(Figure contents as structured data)
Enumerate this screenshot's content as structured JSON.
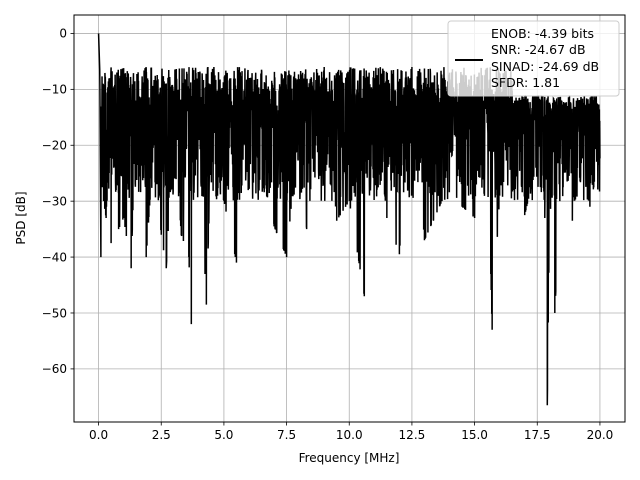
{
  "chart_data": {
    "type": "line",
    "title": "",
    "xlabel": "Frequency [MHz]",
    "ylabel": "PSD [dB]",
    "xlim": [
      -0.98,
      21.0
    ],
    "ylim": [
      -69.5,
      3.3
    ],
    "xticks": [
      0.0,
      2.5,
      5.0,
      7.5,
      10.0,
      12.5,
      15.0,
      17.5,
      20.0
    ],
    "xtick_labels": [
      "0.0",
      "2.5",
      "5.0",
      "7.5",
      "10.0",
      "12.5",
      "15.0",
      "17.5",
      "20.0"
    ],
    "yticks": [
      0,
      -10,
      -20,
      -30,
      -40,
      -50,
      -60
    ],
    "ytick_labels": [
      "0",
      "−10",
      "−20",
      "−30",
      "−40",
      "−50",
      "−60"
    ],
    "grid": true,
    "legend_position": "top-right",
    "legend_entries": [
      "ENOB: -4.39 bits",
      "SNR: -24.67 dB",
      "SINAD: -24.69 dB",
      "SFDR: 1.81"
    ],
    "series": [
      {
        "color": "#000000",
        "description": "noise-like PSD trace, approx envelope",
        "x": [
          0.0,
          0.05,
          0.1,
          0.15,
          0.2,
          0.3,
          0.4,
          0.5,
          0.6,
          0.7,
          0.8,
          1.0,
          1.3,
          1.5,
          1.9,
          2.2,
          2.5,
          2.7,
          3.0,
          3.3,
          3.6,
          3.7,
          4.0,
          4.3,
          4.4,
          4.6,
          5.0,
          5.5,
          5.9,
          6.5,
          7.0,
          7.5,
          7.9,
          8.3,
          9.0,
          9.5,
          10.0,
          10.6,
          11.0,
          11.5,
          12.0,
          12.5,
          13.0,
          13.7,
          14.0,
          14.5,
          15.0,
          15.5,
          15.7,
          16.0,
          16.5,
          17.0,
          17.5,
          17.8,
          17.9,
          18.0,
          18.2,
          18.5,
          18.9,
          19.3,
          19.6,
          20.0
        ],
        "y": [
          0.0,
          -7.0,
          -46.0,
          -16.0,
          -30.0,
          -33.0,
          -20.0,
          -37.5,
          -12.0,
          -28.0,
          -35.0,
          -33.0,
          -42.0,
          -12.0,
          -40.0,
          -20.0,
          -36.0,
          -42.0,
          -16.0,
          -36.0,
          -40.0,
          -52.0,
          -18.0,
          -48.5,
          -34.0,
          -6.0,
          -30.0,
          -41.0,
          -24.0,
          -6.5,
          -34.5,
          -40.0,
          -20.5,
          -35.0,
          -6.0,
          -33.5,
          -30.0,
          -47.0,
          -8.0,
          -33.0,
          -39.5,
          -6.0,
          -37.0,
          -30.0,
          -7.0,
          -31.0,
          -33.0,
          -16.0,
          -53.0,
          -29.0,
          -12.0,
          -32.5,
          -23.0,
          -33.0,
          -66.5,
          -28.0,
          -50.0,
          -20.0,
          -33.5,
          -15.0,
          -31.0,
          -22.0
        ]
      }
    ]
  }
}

▸ Work to be completed: Repeat each entry exactly as given; no pictures belong in the copy.

▸ Exercise result:
Enumerate this screenshot's content as structured JSON.
{
  "chart_data": {
    "type": "line",
    "title": "",
    "xlabel": "Frequency [MHz]",
    "ylabel": "PSD [dB]",
    "xlim": [
      -0.98,
      21.0
    ],
    "ylim": [
      -69.5,
      3.3
    ],
    "xticks": [
      0.0,
      2.5,
      5.0,
      7.5,
      10.0,
      12.5,
      15.0,
      17.5,
      20.0
    ],
    "xtick_labels": [
      "0.0",
      "2.5",
      "5.0",
      "7.5",
      "10.0",
      "12.5",
      "15.0",
      "17.5",
      "20.0"
    ],
    "yticks": [
      0,
      -10,
      -20,
      -30,
      -40,
      -50,
      -60
    ],
    "ytick_labels": [
      "0",
      "−10",
      "−20",
      "−30",
      "−40",
      "−50",
      "−60"
    ],
    "grid": true,
    "legend_position": "top-right",
    "legend_entries": [
      "ENOB: -4.39 bits",
      "SNR: -24.67 dB",
      "SINAD: -24.69 dB",
      "SFDR: 1.81"
    ],
    "series": [
      {
        "color": "#000000",
        "description": "noise-like PSD trace, approx envelope",
        "x": [
          0.0,
          0.05,
          0.1,
          0.15,
          0.2,
          0.3,
          0.4,
          0.5,
          0.6,
          0.7,
          0.8,
          1.0,
          1.3,
          1.5,
          1.9,
          2.2,
          2.5,
          2.7,
          3.0,
          3.3,
          3.6,
          3.7,
          4.0,
          4.3,
          4.4,
          4.6,
          5.0,
          5.5,
          5.9,
          6.5,
          7.0,
          7.5,
          7.9,
          8.3,
          9.0,
          9.5,
          10.0,
          10.6,
          11.0,
          11.5,
          12.0,
          12.5,
          13.0,
          13.7,
          14.0,
          14.5,
          15.0,
          15.5,
          15.7,
          16.0,
          16.5,
          17.0,
          17.5,
          17.8,
          17.9,
          18.0,
          18.2,
          18.5,
          18.9,
          19.3,
          19.6,
          20.0
        ],
        "y": [
          0.0,
          -7.0,
          -46.0,
          -16.0,
          -30.0,
          -33.0,
          -20.0,
          -37.5,
          -12.0,
          -28.0,
          -35.0,
          -33.0,
          -42.0,
          -12.0,
          -40.0,
          -20.0,
          -36.0,
          -42.0,
          -16.0,
          -36.0,
          -40.0,
          -52.0,
          -18.0,
          -48.5,
          -34.0,
          -6.0,
          -30.0,
          -41.0,
          -24.0,
          -6.5,
          -34.5,
          -40.0,
          -20.5,
          -35.0,
          -6.0,
          -33.5,
          -30.0,
          -47.0,
          -8.0,
          -33.0,
          -39.5,
          -6.0,
          -37.0,
          -30.0,
          -7.0,
          -31.0,
          -33.0,
          -16.0,
          -53.0,
          -29.0,
          -12.0,
          -32.5,
          -23.0,
          -33.0,
          -66.5,
          -28.0,
          -50.0,
          -20.0,
          -33.5,
          -15.0,
          -31.0,
          -22.0
        ]
      }
    ]
  }
}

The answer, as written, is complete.